• Objective
List each line of the data that holds the string "card", please.
────
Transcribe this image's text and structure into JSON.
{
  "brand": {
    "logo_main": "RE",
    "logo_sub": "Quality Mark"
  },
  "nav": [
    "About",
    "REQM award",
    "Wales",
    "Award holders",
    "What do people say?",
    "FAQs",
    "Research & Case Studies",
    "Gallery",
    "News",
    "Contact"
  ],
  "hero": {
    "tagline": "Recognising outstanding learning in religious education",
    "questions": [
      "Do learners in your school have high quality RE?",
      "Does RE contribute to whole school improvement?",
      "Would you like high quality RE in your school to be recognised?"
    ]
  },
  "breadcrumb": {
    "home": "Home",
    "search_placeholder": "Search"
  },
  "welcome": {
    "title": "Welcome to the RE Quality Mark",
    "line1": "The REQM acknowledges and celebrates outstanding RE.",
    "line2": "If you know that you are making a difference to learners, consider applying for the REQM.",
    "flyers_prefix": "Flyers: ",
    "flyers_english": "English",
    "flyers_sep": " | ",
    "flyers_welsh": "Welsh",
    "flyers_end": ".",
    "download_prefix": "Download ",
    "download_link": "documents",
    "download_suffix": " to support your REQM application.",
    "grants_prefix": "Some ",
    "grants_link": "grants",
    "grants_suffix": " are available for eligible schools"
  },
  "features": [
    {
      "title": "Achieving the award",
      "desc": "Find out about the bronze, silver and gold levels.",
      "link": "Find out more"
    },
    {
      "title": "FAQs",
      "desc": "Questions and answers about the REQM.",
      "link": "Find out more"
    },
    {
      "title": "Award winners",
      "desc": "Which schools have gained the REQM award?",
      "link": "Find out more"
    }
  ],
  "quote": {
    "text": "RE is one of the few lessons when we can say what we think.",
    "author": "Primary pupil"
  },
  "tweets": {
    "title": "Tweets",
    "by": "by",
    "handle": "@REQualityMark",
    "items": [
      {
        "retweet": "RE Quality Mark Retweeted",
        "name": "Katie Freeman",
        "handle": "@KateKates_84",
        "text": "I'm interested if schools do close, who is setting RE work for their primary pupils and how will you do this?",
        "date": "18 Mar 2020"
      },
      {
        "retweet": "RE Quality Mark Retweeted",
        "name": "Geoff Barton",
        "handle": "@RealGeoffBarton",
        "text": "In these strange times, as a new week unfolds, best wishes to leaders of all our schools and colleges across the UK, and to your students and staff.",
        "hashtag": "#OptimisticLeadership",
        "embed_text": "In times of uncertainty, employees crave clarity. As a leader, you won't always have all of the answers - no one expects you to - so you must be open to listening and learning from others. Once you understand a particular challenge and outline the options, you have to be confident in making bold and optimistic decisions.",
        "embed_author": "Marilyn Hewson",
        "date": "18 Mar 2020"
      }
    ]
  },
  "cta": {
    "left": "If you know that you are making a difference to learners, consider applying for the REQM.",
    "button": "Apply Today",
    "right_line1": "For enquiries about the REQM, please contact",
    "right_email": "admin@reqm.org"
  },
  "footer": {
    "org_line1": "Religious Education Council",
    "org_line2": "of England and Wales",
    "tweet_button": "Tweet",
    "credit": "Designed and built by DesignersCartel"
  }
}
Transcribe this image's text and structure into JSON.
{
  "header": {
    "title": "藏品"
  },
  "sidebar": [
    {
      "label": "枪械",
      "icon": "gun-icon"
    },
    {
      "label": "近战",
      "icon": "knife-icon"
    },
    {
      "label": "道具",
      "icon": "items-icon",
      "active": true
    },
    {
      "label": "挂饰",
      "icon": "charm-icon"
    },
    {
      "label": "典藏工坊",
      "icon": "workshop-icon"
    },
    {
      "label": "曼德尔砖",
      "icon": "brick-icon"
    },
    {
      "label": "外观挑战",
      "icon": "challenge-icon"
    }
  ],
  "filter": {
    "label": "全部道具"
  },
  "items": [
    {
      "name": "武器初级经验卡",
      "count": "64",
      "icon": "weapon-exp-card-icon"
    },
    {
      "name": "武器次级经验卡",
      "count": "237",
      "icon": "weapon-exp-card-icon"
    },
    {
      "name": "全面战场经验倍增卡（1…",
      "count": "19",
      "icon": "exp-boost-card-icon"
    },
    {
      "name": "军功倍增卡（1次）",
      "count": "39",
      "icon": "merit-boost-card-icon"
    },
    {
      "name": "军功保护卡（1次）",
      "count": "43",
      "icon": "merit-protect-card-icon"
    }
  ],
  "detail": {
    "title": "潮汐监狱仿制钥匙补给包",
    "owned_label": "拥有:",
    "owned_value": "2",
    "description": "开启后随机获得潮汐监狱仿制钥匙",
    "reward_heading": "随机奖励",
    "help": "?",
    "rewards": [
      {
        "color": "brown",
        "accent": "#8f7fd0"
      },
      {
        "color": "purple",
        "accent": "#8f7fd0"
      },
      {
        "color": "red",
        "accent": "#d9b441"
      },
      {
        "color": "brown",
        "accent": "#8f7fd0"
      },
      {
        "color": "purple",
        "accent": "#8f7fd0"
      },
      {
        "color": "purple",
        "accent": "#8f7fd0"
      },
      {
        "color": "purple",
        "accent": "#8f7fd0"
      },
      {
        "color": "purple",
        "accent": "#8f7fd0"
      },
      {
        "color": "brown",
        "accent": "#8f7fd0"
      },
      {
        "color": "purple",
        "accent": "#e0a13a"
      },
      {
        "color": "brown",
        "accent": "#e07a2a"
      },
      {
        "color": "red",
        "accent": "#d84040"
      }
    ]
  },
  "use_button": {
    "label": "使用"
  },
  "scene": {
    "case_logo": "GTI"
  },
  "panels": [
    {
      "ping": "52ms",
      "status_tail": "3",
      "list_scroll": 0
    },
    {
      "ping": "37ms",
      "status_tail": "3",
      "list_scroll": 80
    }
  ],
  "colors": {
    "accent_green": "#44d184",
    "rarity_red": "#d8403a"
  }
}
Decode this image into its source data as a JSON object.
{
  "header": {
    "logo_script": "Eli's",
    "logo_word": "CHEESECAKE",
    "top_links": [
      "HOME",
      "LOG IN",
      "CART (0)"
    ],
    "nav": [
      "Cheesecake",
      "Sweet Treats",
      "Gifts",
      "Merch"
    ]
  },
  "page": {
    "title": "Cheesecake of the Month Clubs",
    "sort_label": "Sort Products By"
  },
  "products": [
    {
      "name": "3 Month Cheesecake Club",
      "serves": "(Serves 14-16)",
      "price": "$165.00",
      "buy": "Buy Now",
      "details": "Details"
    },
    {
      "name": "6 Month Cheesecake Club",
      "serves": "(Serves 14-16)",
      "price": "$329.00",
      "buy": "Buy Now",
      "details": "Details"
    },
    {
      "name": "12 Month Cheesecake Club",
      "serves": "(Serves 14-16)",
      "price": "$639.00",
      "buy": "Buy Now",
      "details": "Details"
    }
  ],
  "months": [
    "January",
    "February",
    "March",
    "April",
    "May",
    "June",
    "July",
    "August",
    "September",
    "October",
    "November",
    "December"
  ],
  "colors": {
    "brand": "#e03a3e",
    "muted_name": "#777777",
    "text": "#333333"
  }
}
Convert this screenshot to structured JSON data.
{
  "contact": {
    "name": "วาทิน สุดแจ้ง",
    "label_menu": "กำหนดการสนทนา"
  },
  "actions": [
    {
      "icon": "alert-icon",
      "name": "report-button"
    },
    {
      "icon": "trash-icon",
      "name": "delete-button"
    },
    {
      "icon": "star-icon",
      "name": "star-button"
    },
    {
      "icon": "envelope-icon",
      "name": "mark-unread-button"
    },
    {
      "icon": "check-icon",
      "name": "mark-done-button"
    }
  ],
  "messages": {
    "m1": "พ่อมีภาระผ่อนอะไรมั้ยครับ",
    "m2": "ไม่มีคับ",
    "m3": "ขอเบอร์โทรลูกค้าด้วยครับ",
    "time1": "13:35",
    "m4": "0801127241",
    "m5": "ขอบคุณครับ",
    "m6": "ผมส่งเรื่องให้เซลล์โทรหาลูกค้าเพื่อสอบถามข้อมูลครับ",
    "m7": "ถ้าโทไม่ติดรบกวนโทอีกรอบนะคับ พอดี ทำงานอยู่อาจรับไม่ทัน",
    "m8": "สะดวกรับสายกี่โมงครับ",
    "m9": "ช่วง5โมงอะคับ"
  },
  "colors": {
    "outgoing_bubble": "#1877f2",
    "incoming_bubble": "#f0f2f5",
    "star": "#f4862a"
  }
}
────
• Output below
      "icon": "weapon-exp-card-icon"
      "icon": "weapon-exp-card-icon"
      "icon": "exp-boost-card-icon"
      "icon": "merit-boost-card-icon"
      "icon": "merit-protect-card-icon"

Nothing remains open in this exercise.